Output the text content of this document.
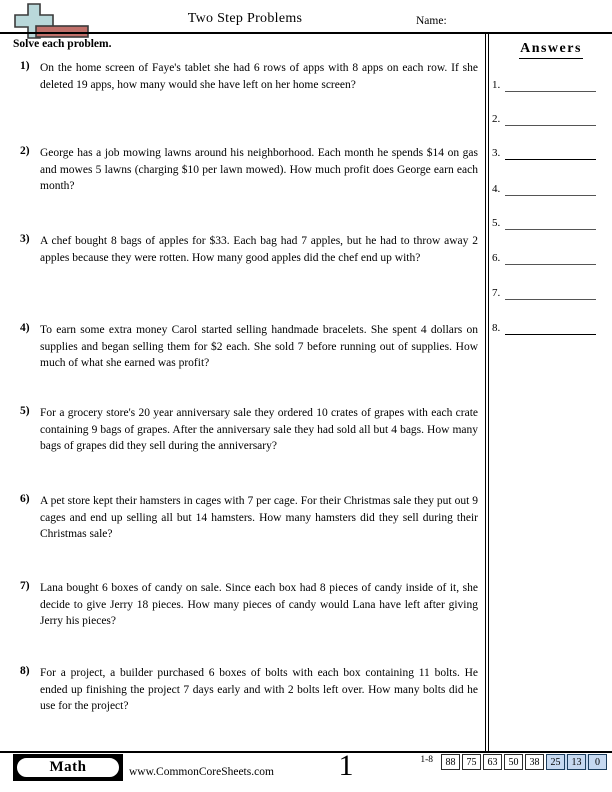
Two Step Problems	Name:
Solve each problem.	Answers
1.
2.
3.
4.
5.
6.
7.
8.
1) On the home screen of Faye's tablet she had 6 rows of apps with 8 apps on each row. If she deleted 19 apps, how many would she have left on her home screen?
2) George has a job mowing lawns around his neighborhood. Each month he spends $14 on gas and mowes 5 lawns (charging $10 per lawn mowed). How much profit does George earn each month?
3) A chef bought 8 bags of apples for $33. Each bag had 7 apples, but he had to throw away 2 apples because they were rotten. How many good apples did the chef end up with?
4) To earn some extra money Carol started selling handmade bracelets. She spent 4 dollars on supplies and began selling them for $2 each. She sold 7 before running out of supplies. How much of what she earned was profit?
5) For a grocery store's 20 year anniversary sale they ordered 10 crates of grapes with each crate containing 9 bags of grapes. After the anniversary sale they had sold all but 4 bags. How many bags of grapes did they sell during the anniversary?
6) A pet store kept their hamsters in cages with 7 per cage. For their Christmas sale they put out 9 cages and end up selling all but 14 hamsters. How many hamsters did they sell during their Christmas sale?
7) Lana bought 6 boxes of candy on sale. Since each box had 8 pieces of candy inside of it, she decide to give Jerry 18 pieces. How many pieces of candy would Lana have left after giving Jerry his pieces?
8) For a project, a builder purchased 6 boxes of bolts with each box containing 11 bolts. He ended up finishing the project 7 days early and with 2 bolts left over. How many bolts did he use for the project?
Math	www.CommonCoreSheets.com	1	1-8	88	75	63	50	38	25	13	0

REQUIREMENTS: Where a line in the entries holds "have", copy that line.

FINAL RESULT:
1) On the home screen of Faye's tablet she had 6 rows of apps with 8 apps on each row. If she deleted 19 apps, how many would she have left on her home screen?
7) Lana bought 6 boxes of candy on sale. Since each box had 8 pieces of candy inside of it, she decide to give Jerry 18 pieces. How many pieces of candy would Lana have left after giving Jerry his pieces?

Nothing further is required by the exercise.